━━ EXERCISE INPUT ━━

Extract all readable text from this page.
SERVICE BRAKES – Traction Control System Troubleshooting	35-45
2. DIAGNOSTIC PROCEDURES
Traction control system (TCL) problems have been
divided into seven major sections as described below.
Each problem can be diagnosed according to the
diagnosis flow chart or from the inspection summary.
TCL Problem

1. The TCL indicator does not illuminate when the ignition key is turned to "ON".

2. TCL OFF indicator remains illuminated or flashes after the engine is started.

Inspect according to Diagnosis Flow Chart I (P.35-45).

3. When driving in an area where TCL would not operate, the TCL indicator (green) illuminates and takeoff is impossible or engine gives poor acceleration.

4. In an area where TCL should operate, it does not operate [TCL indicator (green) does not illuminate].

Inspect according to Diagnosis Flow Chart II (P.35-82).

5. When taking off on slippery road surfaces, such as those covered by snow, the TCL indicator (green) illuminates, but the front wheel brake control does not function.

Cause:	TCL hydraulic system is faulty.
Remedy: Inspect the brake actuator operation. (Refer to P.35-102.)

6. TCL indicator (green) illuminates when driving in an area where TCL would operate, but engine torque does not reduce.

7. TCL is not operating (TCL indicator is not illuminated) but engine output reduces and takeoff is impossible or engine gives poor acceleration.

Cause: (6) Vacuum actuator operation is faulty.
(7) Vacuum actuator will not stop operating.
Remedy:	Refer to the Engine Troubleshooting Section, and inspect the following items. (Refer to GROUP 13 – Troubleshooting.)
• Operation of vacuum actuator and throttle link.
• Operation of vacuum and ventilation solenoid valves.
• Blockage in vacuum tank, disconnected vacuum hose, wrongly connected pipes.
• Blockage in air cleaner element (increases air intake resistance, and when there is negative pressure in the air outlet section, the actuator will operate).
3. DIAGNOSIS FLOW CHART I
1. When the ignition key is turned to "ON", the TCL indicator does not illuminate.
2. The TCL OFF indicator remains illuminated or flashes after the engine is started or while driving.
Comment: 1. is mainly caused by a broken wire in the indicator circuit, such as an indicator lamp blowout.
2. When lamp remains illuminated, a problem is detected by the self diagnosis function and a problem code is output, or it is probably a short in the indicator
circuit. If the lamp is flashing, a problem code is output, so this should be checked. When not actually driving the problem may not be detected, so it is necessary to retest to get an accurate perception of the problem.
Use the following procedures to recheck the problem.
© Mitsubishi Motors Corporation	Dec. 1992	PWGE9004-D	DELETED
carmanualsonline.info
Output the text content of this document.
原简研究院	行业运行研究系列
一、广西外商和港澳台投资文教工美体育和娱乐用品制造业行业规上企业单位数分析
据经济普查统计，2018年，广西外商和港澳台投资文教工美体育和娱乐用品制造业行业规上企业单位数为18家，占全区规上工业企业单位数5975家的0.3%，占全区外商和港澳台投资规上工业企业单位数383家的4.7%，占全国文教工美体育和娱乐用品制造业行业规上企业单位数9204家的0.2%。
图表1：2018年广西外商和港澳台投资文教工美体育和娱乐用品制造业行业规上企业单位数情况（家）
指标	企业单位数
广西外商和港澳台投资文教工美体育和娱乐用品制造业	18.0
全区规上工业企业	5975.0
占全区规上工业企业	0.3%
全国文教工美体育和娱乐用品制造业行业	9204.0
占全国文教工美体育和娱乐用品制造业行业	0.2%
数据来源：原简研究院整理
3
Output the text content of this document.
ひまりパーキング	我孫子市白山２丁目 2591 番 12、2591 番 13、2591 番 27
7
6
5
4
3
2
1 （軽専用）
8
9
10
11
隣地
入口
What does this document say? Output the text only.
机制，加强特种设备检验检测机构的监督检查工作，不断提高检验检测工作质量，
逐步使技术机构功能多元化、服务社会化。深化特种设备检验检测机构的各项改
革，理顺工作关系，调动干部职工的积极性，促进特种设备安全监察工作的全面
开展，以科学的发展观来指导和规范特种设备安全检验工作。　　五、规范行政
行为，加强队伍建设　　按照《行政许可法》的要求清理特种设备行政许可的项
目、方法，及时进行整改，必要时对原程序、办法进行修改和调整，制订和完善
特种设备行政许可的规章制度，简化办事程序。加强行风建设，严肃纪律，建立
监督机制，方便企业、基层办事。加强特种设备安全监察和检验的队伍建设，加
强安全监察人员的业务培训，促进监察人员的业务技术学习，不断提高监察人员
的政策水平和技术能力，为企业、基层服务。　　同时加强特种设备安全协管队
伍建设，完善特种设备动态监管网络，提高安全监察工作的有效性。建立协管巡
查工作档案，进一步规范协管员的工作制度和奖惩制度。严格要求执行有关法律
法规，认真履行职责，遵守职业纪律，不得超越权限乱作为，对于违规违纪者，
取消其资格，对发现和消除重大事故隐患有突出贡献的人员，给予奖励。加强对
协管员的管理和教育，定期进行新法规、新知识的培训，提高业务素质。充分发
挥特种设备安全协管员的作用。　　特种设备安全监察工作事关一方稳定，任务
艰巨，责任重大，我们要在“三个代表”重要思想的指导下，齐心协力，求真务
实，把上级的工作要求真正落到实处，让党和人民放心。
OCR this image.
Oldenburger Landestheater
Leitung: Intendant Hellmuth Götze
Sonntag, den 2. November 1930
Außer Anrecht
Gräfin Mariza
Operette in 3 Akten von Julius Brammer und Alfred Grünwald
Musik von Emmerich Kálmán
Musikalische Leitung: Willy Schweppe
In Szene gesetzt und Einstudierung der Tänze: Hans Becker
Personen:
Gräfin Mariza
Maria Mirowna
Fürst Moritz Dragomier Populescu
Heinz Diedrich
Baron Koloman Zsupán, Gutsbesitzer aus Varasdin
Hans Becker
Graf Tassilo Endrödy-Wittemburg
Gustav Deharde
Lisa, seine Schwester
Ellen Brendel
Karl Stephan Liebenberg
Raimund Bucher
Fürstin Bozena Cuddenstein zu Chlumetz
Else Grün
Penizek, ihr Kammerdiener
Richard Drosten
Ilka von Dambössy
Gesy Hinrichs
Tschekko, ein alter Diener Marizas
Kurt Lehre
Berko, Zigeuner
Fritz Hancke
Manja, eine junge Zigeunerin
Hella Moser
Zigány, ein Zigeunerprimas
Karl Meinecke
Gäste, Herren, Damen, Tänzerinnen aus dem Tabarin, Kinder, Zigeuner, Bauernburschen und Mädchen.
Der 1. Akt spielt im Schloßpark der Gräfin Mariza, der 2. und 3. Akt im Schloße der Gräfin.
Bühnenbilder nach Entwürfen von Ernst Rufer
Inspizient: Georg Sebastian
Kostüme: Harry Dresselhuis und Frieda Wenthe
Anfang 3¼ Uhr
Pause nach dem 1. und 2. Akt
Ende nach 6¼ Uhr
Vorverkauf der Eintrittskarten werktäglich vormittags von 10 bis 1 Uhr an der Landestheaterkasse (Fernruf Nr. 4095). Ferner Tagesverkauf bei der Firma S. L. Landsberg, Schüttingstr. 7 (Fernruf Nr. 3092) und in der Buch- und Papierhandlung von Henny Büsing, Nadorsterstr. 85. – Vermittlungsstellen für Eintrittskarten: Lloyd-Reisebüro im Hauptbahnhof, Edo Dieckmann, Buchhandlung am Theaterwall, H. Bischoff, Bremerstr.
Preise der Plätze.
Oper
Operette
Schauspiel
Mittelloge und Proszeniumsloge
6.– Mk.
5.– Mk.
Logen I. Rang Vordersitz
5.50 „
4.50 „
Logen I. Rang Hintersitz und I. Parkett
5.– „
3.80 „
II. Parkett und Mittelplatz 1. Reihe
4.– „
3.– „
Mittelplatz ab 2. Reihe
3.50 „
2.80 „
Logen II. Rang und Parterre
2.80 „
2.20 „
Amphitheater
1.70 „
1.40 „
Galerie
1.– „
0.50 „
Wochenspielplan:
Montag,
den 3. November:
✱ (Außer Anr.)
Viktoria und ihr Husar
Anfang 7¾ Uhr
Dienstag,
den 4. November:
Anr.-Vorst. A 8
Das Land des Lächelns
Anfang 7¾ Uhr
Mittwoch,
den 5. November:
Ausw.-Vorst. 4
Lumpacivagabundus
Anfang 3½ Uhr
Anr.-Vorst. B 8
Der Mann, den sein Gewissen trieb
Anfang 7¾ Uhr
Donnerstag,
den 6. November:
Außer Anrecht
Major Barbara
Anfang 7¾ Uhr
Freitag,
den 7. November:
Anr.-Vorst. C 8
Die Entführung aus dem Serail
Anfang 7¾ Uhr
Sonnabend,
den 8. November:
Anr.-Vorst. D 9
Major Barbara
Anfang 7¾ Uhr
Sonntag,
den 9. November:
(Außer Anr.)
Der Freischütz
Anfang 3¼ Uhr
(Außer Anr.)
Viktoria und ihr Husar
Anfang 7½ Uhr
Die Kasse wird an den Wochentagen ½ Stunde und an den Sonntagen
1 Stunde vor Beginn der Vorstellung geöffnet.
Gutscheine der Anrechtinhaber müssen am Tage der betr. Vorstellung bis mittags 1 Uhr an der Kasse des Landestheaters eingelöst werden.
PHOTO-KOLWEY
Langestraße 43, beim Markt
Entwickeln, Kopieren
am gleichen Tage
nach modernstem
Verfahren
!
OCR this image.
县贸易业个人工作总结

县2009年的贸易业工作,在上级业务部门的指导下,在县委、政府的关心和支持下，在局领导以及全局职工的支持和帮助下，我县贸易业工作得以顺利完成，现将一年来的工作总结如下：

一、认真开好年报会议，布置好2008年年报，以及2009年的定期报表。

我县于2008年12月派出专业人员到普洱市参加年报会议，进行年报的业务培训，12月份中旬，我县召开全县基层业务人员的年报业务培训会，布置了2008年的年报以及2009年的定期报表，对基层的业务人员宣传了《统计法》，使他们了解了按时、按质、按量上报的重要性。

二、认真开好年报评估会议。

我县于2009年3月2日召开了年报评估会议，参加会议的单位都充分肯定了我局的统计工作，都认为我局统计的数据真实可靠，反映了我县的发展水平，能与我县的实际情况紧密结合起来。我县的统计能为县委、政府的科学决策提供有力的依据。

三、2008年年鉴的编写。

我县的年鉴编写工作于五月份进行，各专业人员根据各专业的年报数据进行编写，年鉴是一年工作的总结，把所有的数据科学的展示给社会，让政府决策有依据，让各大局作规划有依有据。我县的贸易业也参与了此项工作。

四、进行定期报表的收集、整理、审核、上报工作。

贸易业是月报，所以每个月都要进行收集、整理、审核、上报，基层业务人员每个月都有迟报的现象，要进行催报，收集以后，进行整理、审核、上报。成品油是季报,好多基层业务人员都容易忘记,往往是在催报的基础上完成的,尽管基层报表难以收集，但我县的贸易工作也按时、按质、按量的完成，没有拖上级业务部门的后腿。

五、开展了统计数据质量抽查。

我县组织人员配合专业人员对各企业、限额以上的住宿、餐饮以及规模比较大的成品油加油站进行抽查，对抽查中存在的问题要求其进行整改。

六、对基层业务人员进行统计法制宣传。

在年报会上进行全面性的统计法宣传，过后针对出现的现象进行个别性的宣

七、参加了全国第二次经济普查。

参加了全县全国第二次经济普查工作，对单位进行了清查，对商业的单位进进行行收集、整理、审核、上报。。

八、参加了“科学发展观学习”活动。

━━━

SHORT EXERCISE
Take every line that includes the string "faulty" and copy it.

TASK SOLUTION
Cause:	TCL hydraulic system is faulty.
Cause: (6) Vacuum actuator operation is faulty.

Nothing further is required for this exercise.